▶ _Given entries_:
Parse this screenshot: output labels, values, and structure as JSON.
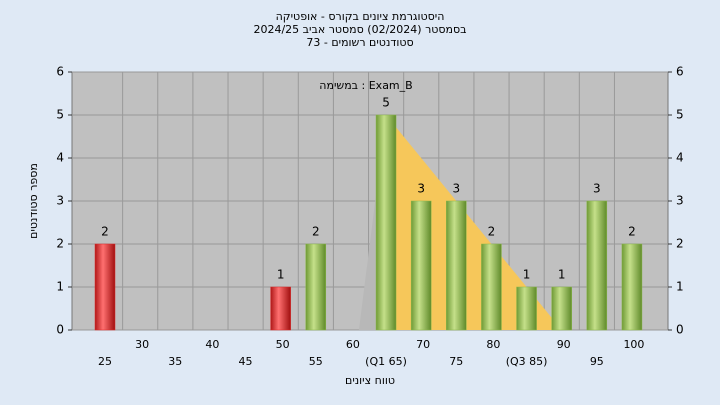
{
  "chart_data": {
    "type": "bar",
    "title": [
      "היסטוגרמת ציונים בקורס - אופטיקה",
      "בסמסטר  (02/2024)  סמסטר אביב 2024/25",
      "סטודנטים רשומים - 73"
    ],
    "annotation": "במשימה : Exam_B",
    "x_label": "טווח ציונים",
    "y_label": "מספר סטודנטים",
    "categories": [
      "25",
      "30",
      "35",
      "40",
      "45",
      "50",
      "55",
      "60",
      "(Q1 65)",
      "70",
      "75",
      "80",
      "(Q3 85)",
      "90",
      "95",
      "100"
    ],
    "values": [
      2,
      0,
      0,
      0,
      0,
      1,
      2,
      0,
      5,
      3,
      3,
      2,
      1,
      1,
      3,
      2
    ],
    "colors": [
      "#e02828",
      "#8ab84a",
      "#8ab84a",
      "#8ab84a",
      "#8ab84a",
      "#e02828",
      "#8ab84a",
      "#8ab84a",
      "#8ab84a",
      "#8ab84a",
      "#8ab84a",
      "#8ab84a",
      "#8ab84a",
      "#8ab84a",
      "#8ab84a",
      "#8ab84a"
    ],
    "ylim": [
      0,
      6
    ],
    "yticks": [
      0,
      1,
      2,
      3,
      4,
      5,
      6
    ],
    "grid": true
  }
}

▶ _Exercise instructions_: Every entry above needs to be retyped exactly; drop the pictures.

▶ _Result below_:
Parse this screenshot: output labels, values, and structure as JSON.
{
  "chart_data": {
    "type": "bar",
    "title": [
      "היסטוגרמת ציונים בקורס - אופטיקה",
      "בסמסטר  (02/2024)  סמסטר אביב 2024/25",
      "סטודנטים רשומים - 73"
    ],
    "annotation": "במשימה : Exam_B",
    "x_label": "טווח ציונים",
    "y_label": "מספר סטודנטים",
    "categories": [
      "25",
      "30",
      "35",
      "40",
      "45",
      "50",
      "55",
      "60",
      "(Q1 65)",
      "70",
      "75",
      "80",
      "(Q3 85)",
      "90",
      "95",
      "100"
    ],
    "values": [
      2,
      0,
      0,
      0,
      0,
      1,
      2,
      0,
      5,
      3,
      3,
      2,
      1,
      1,
      3,
      2
    ],
    "colors": [
      "#e02828",
      "#8ab84a",
      "#8ab84a",
      "#8ab84a",
      "#8ab84a",
      "#e02828",
      "#8ab84a",
      "#8ab84a",
      "#8ab84a",
      "#8ab84a",
      "#8ab84a",
      "#8ab84a",
      "#8ab84a",
      "#8ab84a",
      "#8ab84a",
      "#8ab84a"
    ],
    "ylim": [
      0,
      6
    ],
    "yticks": [
      0,
      1,
      2,
      3,
      4,
      5,
      6
    ],
    "grid": true
  }
}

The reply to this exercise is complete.